[Selected text]
The Jerome Gambit is full with psychological ploys. With 1.e4 e5 2.Nf3 Nc6 3.Bc4 Bc5 4.Bxf7+ the first player announces "Welcome to the Jerome Gambit". Black, for his part, can immediately (if not strongly) respond "No thank you" with 4...Kf8.
Typical is Black's plan with 1.e4 e5 2.Nf3 Nc6 3.Bc4 Bc5 4.Bxf7+ Kxf7 5.Nxe5+ Nxe5 6.Qh5+ g6 7.Qxe5 when 7...Bxf2+ 8.Kxf2 Qf6+ forces the exchange of Queens. Black abandons his material advantage - actually, going down a pawn - to take the excitement out of the position and ask his opponent "Can you win against this?"
We have also recently seen how annoying "The Annoying Defense" - curiously, quite popular among computer programs which are supposedly bereft of "psychology" - can be.
Below, Bill Wall's opponent returns some of his material advantage, remaining with a Rook against a Knight and a pawn, and posing the question "Can you win against this?"
Wall,B - Filipmihov
1.e4 e5 2.Nf3 Nc6 3.Bc4 Bc5 4.Bxf7+
4...Kxf7 5.Nxe5+ Nxe5 6.Qh5+ Kf8
Bill has also played 9.Nc3, in Wall,B - Ahmadi,S, Chess.com, 2010,(0-1, 59)
Also seen: 9...Kf7 as in Wall,B - Badbeat994, Chess.com, 2010 (1-0, 48); and 9...Be6 as in Wall,B - Milsrilion, Chess.com, 2010 (1-0, 50).
Black has a specific idea in mind.
10.0-0 Qf6 11.c3 Bxf2+ 12.Rxf2 Qxf2+ 13.Qxf2+ Nxf2 14.Kxf2 Be6
Can you win against this?
15.Nd2 Ke7 16.Nf3 Rhf8 17.h3 Rf7 18.Bg5+ Kd7 19.Kg3 h6 20.Bd2 g5 21.Rf1 Raf8
22.c4 c6 23.b4 b6 24.c5 g4?!
He probably should have grabbed the a-pawn.
25.hxg4 Rg8 26.g5 hxg5 27.Rh1 g4 28.Ng5 Re7 29.cxd6 Kxd6 30.Rh6 Kd7 31.a4 Bf7
Black's aggression on the Kingside has not yielded anything. In the meantime, White's pieces have become more active, and he has a protected passed pawn at e4. White is for choice here.
Now Black's attention slips.
32.a5 b5?! 33.Bf4 Rg6??
Rybka 3 recommends 33...Bg6 34.Kxg4 Reg7, with White better.

[Information given]
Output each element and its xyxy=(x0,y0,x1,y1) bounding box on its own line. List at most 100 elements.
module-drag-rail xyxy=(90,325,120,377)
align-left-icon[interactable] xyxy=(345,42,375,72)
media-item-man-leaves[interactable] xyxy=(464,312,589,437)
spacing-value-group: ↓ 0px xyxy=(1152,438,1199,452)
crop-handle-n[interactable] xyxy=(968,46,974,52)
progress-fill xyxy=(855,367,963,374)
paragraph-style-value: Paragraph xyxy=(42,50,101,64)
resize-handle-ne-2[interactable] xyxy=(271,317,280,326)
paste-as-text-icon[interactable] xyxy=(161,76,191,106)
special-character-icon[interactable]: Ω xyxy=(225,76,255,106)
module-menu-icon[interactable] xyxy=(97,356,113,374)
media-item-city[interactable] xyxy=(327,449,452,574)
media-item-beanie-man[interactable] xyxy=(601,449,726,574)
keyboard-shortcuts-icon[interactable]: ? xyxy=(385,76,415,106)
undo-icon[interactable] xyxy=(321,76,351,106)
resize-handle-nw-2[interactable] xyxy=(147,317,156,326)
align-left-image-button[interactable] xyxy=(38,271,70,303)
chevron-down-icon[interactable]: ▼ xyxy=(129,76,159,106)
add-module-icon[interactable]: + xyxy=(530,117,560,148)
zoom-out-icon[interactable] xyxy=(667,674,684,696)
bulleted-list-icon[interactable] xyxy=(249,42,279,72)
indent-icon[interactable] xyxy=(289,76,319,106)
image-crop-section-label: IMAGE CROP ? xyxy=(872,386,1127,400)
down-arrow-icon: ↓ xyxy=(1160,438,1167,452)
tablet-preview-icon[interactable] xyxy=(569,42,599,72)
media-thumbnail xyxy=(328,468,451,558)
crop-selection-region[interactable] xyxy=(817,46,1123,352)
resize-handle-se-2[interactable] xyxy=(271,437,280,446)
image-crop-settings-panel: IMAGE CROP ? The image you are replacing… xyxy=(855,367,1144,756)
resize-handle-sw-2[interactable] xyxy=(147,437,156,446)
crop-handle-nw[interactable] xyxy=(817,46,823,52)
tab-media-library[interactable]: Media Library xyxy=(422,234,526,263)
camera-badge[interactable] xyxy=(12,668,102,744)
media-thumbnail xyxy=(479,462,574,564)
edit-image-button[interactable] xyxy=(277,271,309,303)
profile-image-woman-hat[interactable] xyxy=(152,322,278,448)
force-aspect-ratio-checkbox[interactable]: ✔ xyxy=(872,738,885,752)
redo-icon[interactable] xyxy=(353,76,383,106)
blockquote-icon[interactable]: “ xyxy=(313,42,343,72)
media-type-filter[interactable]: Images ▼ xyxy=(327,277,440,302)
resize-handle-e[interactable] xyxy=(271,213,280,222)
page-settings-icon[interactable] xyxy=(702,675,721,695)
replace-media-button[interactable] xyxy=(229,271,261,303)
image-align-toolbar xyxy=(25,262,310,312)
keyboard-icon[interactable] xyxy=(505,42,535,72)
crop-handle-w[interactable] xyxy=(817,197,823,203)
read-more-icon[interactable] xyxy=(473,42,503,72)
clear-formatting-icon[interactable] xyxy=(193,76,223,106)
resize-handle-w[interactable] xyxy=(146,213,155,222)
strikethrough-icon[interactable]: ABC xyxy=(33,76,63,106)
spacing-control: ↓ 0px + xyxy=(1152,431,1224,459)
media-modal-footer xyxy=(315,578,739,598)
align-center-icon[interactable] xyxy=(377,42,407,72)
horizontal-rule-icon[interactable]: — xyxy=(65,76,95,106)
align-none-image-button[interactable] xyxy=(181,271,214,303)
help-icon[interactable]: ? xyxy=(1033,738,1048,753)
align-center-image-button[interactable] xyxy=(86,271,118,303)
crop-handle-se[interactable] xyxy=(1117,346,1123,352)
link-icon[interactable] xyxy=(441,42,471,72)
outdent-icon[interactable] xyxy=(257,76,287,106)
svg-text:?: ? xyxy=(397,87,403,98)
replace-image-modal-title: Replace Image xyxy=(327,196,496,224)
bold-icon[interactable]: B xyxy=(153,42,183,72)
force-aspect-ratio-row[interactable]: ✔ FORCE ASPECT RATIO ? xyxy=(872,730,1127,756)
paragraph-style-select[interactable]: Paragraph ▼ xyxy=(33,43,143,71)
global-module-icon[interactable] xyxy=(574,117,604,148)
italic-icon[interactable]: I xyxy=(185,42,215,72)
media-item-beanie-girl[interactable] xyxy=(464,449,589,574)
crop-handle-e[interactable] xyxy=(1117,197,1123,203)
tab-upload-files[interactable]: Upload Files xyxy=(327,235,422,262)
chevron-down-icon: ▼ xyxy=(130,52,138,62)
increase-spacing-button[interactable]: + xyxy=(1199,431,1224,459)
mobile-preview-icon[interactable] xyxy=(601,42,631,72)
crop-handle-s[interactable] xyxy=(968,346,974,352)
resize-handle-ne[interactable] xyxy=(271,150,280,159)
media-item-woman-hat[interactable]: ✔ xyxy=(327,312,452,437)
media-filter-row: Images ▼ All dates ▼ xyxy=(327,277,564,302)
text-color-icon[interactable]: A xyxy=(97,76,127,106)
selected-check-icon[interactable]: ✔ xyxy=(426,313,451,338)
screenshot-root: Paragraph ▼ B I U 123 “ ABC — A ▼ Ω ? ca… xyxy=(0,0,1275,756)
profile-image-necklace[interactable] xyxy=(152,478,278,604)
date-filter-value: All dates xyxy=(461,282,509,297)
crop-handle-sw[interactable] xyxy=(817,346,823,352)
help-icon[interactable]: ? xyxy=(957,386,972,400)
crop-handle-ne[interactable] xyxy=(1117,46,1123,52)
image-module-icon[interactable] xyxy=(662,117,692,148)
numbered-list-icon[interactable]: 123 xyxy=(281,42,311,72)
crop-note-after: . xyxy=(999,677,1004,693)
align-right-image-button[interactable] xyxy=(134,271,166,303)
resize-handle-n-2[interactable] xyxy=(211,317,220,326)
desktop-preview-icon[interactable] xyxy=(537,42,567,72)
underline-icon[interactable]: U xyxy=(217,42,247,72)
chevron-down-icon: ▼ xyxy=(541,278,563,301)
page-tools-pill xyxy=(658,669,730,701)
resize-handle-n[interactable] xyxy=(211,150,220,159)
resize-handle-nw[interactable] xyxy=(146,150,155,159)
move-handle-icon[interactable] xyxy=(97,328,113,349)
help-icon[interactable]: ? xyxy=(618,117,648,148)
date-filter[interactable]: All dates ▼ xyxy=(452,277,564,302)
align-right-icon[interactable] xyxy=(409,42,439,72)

[Task goal]
Which opponents of Bill Wall are named in the Jerome Gambit text? List every one.

[Task answer]
Filipmihov, Ahmadi,S, Badbeat994, Milsrilion